*Task to complete*.
Repeat the listing in full, preserving every character.

*Listed entries*.
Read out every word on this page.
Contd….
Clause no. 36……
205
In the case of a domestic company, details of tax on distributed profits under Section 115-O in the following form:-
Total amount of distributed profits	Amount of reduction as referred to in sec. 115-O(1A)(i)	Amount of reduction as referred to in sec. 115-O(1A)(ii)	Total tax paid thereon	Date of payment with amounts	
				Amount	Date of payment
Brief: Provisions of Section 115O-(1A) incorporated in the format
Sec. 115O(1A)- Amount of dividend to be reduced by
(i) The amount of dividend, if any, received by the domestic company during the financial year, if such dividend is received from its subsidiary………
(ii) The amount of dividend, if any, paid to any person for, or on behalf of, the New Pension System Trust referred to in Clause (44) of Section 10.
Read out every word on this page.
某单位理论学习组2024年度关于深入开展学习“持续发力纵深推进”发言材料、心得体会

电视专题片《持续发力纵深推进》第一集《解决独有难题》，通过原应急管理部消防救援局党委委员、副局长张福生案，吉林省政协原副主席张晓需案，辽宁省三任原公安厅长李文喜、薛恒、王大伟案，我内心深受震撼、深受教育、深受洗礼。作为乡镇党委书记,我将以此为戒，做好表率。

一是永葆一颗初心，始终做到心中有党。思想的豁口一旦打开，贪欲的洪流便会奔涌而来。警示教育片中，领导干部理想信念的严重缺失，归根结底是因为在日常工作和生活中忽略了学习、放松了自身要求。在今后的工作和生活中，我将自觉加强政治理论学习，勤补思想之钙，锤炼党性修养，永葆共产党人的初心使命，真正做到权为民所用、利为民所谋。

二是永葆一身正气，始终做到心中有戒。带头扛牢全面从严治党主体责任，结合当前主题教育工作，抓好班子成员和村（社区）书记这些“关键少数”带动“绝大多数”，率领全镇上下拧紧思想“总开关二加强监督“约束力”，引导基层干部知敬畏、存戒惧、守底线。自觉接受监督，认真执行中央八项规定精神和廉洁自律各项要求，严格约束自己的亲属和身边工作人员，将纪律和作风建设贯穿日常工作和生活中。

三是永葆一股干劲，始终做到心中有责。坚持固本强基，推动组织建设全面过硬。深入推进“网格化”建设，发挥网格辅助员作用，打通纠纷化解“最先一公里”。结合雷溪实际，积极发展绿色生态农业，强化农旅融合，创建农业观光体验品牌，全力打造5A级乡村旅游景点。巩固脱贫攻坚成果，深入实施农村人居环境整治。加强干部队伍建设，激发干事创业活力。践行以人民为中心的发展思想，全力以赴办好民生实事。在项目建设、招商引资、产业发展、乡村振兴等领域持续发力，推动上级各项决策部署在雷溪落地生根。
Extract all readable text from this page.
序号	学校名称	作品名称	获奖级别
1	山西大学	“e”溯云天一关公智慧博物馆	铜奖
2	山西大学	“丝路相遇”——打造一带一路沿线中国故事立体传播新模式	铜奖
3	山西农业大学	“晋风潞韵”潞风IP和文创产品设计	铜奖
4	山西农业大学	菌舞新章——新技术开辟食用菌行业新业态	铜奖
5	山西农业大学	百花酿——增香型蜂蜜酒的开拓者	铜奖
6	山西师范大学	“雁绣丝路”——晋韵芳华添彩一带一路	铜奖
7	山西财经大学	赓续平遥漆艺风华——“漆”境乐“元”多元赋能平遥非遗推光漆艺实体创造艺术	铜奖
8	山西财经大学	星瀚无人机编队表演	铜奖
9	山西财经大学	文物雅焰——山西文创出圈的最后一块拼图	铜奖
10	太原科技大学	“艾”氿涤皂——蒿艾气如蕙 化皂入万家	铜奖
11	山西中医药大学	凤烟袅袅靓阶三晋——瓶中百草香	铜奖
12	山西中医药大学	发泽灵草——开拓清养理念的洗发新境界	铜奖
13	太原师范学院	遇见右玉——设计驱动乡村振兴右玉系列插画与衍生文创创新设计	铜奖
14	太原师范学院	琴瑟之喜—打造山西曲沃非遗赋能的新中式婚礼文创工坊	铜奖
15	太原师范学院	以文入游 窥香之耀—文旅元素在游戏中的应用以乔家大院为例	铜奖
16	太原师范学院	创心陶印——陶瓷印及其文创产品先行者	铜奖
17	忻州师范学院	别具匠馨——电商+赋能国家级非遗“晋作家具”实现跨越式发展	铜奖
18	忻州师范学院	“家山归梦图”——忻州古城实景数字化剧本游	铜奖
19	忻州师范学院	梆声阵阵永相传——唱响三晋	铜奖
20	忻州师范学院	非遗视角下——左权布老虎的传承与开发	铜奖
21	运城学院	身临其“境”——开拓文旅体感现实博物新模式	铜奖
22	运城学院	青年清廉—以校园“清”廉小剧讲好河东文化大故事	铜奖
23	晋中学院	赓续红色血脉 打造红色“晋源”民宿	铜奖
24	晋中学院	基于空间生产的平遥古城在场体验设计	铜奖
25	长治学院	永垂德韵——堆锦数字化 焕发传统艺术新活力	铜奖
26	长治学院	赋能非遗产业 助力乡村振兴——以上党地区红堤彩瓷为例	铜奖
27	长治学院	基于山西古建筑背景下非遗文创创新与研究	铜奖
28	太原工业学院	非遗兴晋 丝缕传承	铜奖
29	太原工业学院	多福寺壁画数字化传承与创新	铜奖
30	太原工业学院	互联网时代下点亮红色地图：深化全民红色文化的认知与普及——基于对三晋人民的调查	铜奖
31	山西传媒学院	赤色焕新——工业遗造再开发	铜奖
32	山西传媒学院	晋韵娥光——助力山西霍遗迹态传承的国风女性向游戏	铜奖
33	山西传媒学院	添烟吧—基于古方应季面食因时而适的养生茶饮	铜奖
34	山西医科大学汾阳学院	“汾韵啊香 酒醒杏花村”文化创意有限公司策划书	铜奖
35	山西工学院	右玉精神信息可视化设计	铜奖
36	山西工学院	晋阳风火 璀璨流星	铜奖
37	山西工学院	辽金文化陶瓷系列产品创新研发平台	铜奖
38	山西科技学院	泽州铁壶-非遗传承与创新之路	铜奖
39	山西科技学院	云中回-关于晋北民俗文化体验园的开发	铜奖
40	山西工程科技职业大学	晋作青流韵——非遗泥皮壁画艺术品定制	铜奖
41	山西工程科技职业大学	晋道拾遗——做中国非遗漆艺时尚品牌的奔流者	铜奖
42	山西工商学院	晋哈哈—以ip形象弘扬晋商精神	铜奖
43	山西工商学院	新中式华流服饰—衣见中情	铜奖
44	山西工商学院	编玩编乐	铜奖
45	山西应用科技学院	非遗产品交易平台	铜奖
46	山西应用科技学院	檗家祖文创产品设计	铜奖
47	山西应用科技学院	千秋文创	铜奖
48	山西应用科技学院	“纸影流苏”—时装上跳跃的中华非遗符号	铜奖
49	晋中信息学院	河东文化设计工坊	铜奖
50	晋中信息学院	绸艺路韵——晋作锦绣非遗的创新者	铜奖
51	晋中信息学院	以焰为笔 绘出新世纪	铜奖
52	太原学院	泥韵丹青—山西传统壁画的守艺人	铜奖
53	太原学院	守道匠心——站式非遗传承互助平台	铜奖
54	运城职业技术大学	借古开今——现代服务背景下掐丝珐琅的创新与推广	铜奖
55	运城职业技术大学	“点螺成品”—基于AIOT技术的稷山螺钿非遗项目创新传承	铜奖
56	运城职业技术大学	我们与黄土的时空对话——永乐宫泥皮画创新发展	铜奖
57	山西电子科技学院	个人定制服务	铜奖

*Expected output*.
Read out every word on this page.
Contd….
Clause no. 36……
205
In the case of a domestic company, details of tax on distributed profits under Section 115-O in the following form:-
Total amount of distributed profits	Amount of reduction as referred to in sec. 115-O(1A)(i)	Amount of reduction as referred to in sec. 115-O(1A)(ii)	Total tax paid thereon	Date of payment with amounts	
				Amount	Date of payment
Brief: Provisions of Section 115O-(1A) incorporated in the format
Sec. 115O(1A)- Amount of dividend to be reduced by
(i) The amount of dividend, if any, received by the domestic company during the financial year, if such dividend is received from its subsidiary………
(ii) The amount of dividend, if any, paid to any person for, or on behalf of, the New Pension System Trust referred to in Clause (44) of Section 10.
Read out every word on this page.
某单位理论学习组2024年度关于深入开展学习“持续发力纵深推进”发言材料、心得体会

电视专题片《持续发力纵深推进》第一集《解决独有难题》，通过原应急管理部消防救援局党委委员、副局长张福生案，吉林省政协原副主席张晓需案，辽宁省三任原公安厅长李文喜、薛恒、王大伟案，我内心深受震撼、深受教育、深受洗礼。作为乡镇党委书记,我将以此为戒，做好表率。

一是永葆一颗初心，始终做到心中有党。思想的豁口一旦打开，贪欲的洪流便会奔涌而来。警示教育片中，领导干部理想信念的严重缺失，归根结底是因为在日常工作和生活中忽略了学习、放松了自身要求。在今后的工作和生活中，我将自觉加强政治理论学习，勤补思想之钙，锤炼党性修养，永葆共产党人的初心使命，真正做到权为民所用、利为民所谋。

二是永葆一身正气，始终做到心中有戒。带头扛牢全面从严治党主体责任，结合当前主题教育工作，抓好班子成员和村（社区）书记这些“关键少数”带动“绝大多数”，率领全镇上下拧紧思想“总开关二加强监督“约束力”，引导基层干部知敬畏、存戒惧、守底线。自觉接受监督，认真执行中央八项规定精神和廉洁自律各项要求，严格约束自己的亲属和身边工作人员，将纪律和作风建设贯穿日常工作和生活中。

三是永葆一股干劲，始终做到心中有责。坚持固本强基，推动组织建设全面过硬。深入推进“网格化”建设，发挥网格辅助员作用，打通纠纷化解“最先一公里”。结合雷溪实际，积极发展绿色生态农业，强化农旅融合，创建农业观光体验品牌，全力打造5A级乡村旅游景点。巩固脱贫攻坚成果，深入实施农村人居环境整治。加强干部队伍建设，激发干事创业活力。践行以人民为中心的发展思想，全力以赴办好民生实事。在项目建设、招商引资、产业发展、乡村振兴等领域持续发力，推动上级各项决策部署在雷溪落地生根。
Extract all readable text from this page.
序号	学校名称	作品名称	获奖级别
1	山西大学	“e”溯云天一关公智慧博物馆	铜奖
2	山西大学	“丝路相遇”——打造一带一路沿线中国故事立体传播新模式	铜奖
3	山西农业大学	“晋风潞韵”潞风IP和文创产品设计	铜奖
4	山西农业大学	菌舞新章——新技术开辟食用菌行业新业态	铜奖
5	山西农业大学	百花酿——增香型蜂蜜酒的开拓者	铜奖
6	山西师范大学	“雁绣丝路”——晋韵芳华添彩一带一路	铜奖
7	山西财经大学	赓续平遥漆艺风华——“漆”境乐“元”多元赋能平遥非遗推光漆艺实体创造艺术	铜奖
8	山西财经大学	星瀚无人机编队表演	铜奖
9	山西财经大学	文物雅焰——山西文创出圈的最后一块拼图	铜奖
10	太原科技大学	“艾”氿涤皂——蒿艾气如蕙 化皂入万家	铜奖
11	山西中医药大学	凤烟袅袅靓阶三晋——瓶中百草香	铜奖
12	山西中医药大学	发泽灵草——开拓清养理念的洗发新境界	铜奖
13	太原师范学院	遇见右玉——设计驱动乡村振兴右玉系列插画与衍生文创创新设计	铜奖
14	太原师范学院	琴瑟之喜—打造山西曲沃非遗赋能的新中式婚礼文创工坊	铜奖
15	太原师范学院	以文入游 窥香之耀—文旅元素在游戏中的应用以乔家大院为例	铜奖
16	太原师范学院	创心陶印——陶瓷印及其文创产品先行者	铜奖
17	忻州师范学院	别具匠馨——电商+赋能国家级非遗“晋作家具”实现跨越式发展	铜奖
18	忻州师范学院	“家山归梦图”——忻州古城实景数字化剧本游	铜奖
19	忻州师范学院	梆声阵阵永相传——唱响三晋	铜奖
20	忻州师范学院	非遗视角下——左权布老虎的传承与开发	铜奖
21	运城学院	身临其“境”——开拓文旅体感现实博物新模式	铜奖
22	运城学院	青年清廉—以校园“清”廉小剧讲好河东文化大故事	铜奖
23	晋中学院	赓续红色血脉 打造红色“晋源”民宿	铜奖
24	晋中学院	基于空间生产的平遥古城在场体验设计	铜奖
25	长治学院	永垂德韵——堆锦数字化 焕发传统艺术新活力	铜奖
26	长治学院	赋能非遗产业 助力乡村振兴——以上党地区红堤彩瓷为例	铜奖
27	长治学院	基于山西古建筑背景下非遗文创创新与研究	铜奖
28	太原工业学院	非遗兴晋 丝缕传承	铜奖
29	太原工业学院	多福寺壁画数字化传承与创新	铜奖
30	太原工业学院	互联网时代下点亮红色地图：深化全民红色文化的认知与普及——基于对三晋人民的调查	铜奖
31	山西传媒学院	赤色焕新——工业遗造再开发	铜奖
32	山西传媒学院	晋韵娥光——助力山西霍遗迹态传承的国风女性向游戏	铜奖
33	山西传媒学院	添烟吧—基于古方应季面食因时而适的养生茶饮	铜奖
34	山西医科大学汾阳学院	“汾韵啊香 酒醒杏花村”文化创意有限公司策划书	铜奖
35	山西工学院	右玉精神信息可视化设计	铜奖
36	山西工学院	晋阳风火 璀璨流星	铜奖
37	山西工学院	辽金文化陶瓷系列产品创新研发平台	铜奖
38	山西科技学院	泽州铁壶-非遗传承与创新之路	铜奖
39	山西科技学院	云中回-关于晋北民俗文化体验园的开发	铜奖
40	山西工程科技职业大学	晋作青流韵——非遗泥皮壁画艺术品定制	铜奖
41	山西工程科技职业大学	晋道拾遗——做中国非遗漆艺时尚品牌的奔流者	铜奖
42	山西工商学院	晋哈哈—以ip形象弘扬晋商精神	铜奖
43	山西工商学院	新中式华流服饰—衣见中情	铜奖
44	山西工商学院	编玩编乐	铜奖
45	山西应用科技学院	非遗产品交易平台	铜奖
46	山西应用科技学院	檗家祖文创产品设计	铜奖
47	山西应用科技学院	千秋文创	铜奖
48	山西应用科技学院	“纸影流苏”—时装上跳跃的中华非遗符号	铜奖
49	晋中信息学院	河东文化设计工坊	铜奖
50	晋中信息学院	绸艺路韵——晋作锦绣非遗的创新者	铜奖
51	晋中信息学院	以焰为笔 绘出新世纪	铜奖
52	太原学院	泥韵丹青—山西传统壁画的守艺人	铜奖
53	太原学院	守道匠心——站式非遗传承互助平台	铜奖
54	运城职业技术大学	借古开今——现代服务背景下掐丝珐琅的创新与推广	铜奖
55	运城职业技术大学	“点螺成品”—基于AIOT技术的稷山螺钿非遗项目创新传承	铜奖
56	运城职业技术大学	我们与黄土的时空对话——永乐宫泥皮画创新发展	铜奖
57	山西电子科技学院	个人定制服务	铜奖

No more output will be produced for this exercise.